* WHAT THIS TASK INVOLVES
Gather up every line from the entries below that uses the word "medicinam".

* Saved data entries
□ □ □ □ □
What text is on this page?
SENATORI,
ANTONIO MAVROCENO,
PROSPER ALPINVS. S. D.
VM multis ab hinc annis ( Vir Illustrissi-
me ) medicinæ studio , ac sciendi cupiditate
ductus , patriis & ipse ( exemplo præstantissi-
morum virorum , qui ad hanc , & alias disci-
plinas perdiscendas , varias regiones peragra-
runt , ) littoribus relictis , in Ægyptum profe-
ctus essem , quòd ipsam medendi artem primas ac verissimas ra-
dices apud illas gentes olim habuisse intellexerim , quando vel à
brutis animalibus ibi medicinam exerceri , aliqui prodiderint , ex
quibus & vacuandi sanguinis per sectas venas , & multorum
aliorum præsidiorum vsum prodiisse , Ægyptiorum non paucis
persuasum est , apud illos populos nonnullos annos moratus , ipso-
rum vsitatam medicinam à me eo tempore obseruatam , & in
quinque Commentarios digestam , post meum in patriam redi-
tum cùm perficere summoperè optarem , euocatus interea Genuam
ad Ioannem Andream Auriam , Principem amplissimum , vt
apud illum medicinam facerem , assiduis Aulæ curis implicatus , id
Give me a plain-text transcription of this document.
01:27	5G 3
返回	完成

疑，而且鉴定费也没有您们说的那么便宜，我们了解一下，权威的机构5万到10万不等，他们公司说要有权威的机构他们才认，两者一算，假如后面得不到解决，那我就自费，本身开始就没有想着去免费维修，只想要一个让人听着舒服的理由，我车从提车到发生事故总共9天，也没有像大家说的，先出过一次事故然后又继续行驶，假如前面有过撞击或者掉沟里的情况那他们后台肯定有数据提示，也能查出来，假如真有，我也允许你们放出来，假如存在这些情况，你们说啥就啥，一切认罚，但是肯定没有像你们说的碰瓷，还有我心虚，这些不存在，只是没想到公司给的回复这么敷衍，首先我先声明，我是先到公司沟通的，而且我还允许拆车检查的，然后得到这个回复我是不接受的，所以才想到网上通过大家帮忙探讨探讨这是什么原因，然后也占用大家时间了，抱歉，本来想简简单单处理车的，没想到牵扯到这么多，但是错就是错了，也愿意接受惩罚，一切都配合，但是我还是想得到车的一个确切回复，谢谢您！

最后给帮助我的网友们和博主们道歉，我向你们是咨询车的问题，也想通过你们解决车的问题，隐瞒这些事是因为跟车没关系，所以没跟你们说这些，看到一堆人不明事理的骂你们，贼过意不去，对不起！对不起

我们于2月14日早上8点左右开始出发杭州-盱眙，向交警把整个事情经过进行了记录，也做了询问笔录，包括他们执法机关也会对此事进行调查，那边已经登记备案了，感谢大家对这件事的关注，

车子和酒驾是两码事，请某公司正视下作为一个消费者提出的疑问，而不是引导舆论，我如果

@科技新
□ □ □ □ □
* RESULT
brutis animalibus ibi medicinam exerceri , aliqui prodiderint , ex
rum vsitatam medicinam à me eo tempore obseruatam , & in
apud illum medicinam facerem , assiduis Aulæ curis implicatus , id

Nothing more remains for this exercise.